◆ TASKS AND EXERCISES ◆
[1] Copy the blog posts word for word, starting with "Kate and Gerry" and going on through "asked for privacy!".
[2] Write the next part of the blog posts, picking up right after their final sentence.

◆ EXCERPTED TEXT ◆
○ ○ ○ ○

31 October 2007

Where there's Mucc...

...there's another hypocritical rant about the press. Mucca, aka Lady Heather Mills-McCartney, took the media to task this morning on GMTV, claiming she had been driven to the brink of suicide by more than 4,000 negative stories about her in the newspapers. That'll be the same Heather Mills who has apparently used the press regularly to leak info about her divorce and make as yet unsubstantiated allegations against her former husband, Paul McCartney (who has maintained a dignified radio silence while proceedings continue).

I liked the weepy touch about her claim to be "protecting" Macca. It's almost convincing, until you remember she told the same media that McCartney allegedly hit her.

Celebrities and media enjoy a double-edged relationship, the former courting the latter whenever it suits them to have free publicity, then moaning when they are shown in a bad light.

Kate and Gerry McCann found themselves in the glare of the world's press spotlight when their daughter Madeleine disappeared 6 months ago. They courted the media relentlessly in what appeared to be a fair attempt to keep Madeleine's disappearance in the public eye. Yet, when the Portuguese police named them as official suspects and the press coverage became negative, they suddenly asked for privacy!

The fact is, you can't have it both ways - if you are in the public eye for whatever reason and you use the media for your own ends, you are hardly in a position to complain when the boot is on the other foot...

30 October 2007

Clients, tax, dole

The unwanted copywriting client resurfaced at the end of last week - I knew it was too good to be true. I got a phone call in which I was told the job was urgent (again) and then I found out that what was wanted was in fact totally different to the original brief I had prepared a quotation for. I told the client to prepare me a new, detailed brief so I could requote and he promised to do it over the weekend. Well, here we are on a Tuesday night and there's still no sign of the new brief. I give up. This one I'm washing my hands of and if he comes back, I'll offer to refer him to someone else on the grounds that I'm too busy.

Elsewhere, I've been offered a paid blogging job. I'm not committed yet as I'm waiting to see what the money will be like. This is important as I'll have to read at least two foreign papers every morning as well as write 1000 words a day. I have also possibly found a new financial editing client (another one, woo-hoo!) - this one is for books and could turn out to be a source of regular work, I hope.

My accountant emailed to say my books are ready. My tax bill is not very high - I carried a large loss over from when I first started trading three years ago and I'm using that this year to offset my tax. No complaints there.

On the downside, a benefit I receive for my disability has been rescinded and I'm not happy. Now I've got just 3 weeks to appeal and hopefully get it restored.

29 October 2007

Aunty needs a minder

Yesterday's Observer carried the following story: Mind your language, critics warn BBC.

About flaming time...

As a child, I can actually remember being told that the BBC was the arbiter of the Queen's English (we lack the equivalent of an Academie Francaise, you see). My English has always been extremely good, hence why I ended up in this trade, but even up until recently if I was unsure of something I could rely on the BBC to point me in the right direction on matters of language. Sadly, this is no longer true. And we certainly can't rely on the government to set standards - standards in English are what have been falling in schools for the last 30 years.

○ ○ ○ ○

◆ RECORD EXCERPTS ◆
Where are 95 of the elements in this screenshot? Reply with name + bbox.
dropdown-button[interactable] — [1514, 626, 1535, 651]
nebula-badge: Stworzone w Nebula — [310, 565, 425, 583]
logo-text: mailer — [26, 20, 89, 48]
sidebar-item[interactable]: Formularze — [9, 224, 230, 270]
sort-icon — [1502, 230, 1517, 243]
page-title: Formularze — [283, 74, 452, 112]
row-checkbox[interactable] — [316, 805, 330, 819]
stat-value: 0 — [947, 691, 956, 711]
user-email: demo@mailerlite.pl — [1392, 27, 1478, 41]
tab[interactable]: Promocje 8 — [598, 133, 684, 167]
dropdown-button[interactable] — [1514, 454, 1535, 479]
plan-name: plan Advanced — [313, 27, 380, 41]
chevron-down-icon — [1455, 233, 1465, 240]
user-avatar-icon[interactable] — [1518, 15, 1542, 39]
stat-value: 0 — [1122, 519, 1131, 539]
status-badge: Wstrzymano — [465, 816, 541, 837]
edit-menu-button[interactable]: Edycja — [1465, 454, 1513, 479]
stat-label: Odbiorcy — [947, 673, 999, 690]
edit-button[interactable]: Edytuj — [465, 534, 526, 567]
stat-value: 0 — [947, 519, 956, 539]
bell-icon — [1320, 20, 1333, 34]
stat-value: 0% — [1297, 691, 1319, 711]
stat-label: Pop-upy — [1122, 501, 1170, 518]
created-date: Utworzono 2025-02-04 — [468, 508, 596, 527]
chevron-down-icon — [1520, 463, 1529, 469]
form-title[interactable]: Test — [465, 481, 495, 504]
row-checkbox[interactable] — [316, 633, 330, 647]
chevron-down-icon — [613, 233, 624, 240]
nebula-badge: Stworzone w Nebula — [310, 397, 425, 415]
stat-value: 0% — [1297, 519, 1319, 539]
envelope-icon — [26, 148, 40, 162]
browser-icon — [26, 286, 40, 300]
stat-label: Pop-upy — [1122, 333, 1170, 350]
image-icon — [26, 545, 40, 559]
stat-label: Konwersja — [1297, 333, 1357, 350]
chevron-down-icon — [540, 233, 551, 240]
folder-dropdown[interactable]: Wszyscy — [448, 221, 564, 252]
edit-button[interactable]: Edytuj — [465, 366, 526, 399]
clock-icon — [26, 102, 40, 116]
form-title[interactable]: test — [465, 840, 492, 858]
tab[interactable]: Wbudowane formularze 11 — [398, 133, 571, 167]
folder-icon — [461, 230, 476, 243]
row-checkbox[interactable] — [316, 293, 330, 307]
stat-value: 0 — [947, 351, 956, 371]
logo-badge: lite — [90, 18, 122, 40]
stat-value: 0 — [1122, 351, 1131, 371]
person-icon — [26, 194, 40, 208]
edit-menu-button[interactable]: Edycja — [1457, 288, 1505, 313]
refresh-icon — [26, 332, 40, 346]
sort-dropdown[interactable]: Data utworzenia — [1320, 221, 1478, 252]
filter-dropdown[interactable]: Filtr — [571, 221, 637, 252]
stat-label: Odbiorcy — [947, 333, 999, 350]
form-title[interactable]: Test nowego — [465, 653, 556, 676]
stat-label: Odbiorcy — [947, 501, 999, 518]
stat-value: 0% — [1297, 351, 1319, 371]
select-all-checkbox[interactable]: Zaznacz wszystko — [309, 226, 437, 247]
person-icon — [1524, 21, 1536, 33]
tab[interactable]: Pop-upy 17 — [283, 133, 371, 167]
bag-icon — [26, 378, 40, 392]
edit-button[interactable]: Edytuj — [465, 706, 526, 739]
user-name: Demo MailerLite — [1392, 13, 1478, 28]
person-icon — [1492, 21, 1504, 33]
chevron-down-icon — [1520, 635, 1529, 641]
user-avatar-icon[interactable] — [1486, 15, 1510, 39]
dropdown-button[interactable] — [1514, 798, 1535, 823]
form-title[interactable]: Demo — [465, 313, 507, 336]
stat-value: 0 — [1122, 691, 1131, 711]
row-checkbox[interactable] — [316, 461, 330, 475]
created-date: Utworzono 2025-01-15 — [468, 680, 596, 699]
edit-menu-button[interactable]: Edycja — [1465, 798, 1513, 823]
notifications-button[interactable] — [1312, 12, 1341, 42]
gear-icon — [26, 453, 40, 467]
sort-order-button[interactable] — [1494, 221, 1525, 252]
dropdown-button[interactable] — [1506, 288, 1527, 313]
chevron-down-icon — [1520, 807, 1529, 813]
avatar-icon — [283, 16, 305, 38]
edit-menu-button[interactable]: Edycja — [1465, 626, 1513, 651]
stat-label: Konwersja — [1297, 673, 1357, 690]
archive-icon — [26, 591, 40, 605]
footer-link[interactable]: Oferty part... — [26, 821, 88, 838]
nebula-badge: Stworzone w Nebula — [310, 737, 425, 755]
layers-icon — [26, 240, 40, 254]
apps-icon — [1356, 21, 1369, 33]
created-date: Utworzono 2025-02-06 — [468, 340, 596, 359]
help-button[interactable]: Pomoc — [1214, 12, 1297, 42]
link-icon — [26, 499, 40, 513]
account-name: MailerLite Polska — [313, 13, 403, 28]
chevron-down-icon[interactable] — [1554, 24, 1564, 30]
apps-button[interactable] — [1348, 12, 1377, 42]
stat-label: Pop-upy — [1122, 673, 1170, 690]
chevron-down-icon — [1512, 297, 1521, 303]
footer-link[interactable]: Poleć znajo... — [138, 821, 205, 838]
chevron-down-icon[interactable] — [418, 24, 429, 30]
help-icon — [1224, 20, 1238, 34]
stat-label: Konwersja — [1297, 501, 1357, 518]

○ ○ ○ ○

◆ EXPECTED ANSWERS ◆
[1]
Kate and Gerry McCann found themselves in the glare of the world's press spotlight when their daughter Madeleine disappeared 6 months ago. They courted the media relentlessly in what appeared to be a fair attempt to keep Madeleine's disappearance in the public eye. Yet, when the Portuguese police named them as official suspects and the press coverage became negative, they suddenly asked for privacy!

[2]
Tot take one example, the BBC website is a disgrace, from the language point of view. Most news reports on it carry at least one spelling error, not to mention poor punctuation and distinctly dodgy grammar. For a while I took a perverse pleasure in finding the errors then emailing BBC News Online to complain and see how long it took them to correct the page. But no more, because the errors are so many and widespread I'd never get any work done. It does make for an amusing read, though.

I hope the BBC does appoint a language chief. It certainly needs one. This may also be the only time I will ever agree with Ann Widdecombe on anything.

25 October 2007

Alan Johnston speaks

Kidnapped journalist Alan Johnston, who was held in Gaza for 114 days earlier this year, is to tell his story.

To read of how he coped with his frightening ordeal is to be inspired by his extraordinary courage and strength in the face of death. I'm not ashamed to say his tale has brought tears to my eyes this morning.

Alan will be speaking on Radio 4 this morning, in From Our Own Correspondent, at 11am (BST). I shall be tuning in.

He also has a Panorama programme on his story tonight, which will be broadcast on BBC1 at 9pm (BST). Watch it and be humbled.

24 October 2007


A (I think) student hack raised a question today on a journalism forum I hang out on - namely that it must be impossible to get a decent job without the all-important "bulging contacts book". This phrase is such a hackneyed cliché it's been around since before the red tops were invented. It conjures up an image of an ageing Filofax, creaking at its seams, leaking loose business cards and assorted scraps of paper, and all held together by an elastic band because the leather strap broke decades ago.

Ha! Another romantic myth...

There's no such thing as a bulging contacts book. It's merely standard recruitment ad jargon and what it boils down to is not who you know but whether you know how to get hold of people who can supply you with the contacts you need for a story. And those people are often a few PR types and the best mate of your sister's ex-boyfriend's boss.

When I was starting out, those recruitment ads would intimidate so much I never dared to apply for many jobs that I would dearly have loved to have. I didn't know loads of celebrities. And you know what? I still don't. Unless you count a couple of reasonably well-known stand-up comics and a cult novelist, none of whom I've yet managed to persuade to be interviewed, or to write for a mag I commission for.

What I do know is people. I have, like most people, a handful of close friends, plus a wider circle of acquaintances. I network a lot in the business community and keep in touch with PR people. I keep every business card that's thrust at me, stash numbers in my mobile phone, file emails that have contact details in them and keep a Rolodex. If I need to find someone to talk to, all I need to do is flick through that lot and then, if I still draw a blank, I may ask favours from other hacks.

You don't really need to have Posh Spice on direct dial in this business - what you do need is knowing how to get hold of her spokesperson in three moves or fewer. And there's the rub - it's not who you know but whether you know how to find the info you need or not. I'm not the kind of hack that would sell their granny to the Daily Sport for a fiver, neither do I have the kind of family members who are willing to sell their stories to the media. Does it matter? No. Because I have a wide enough circle of contacts that a couple of phone calls or emails should suffice to find the right people I need to talk to.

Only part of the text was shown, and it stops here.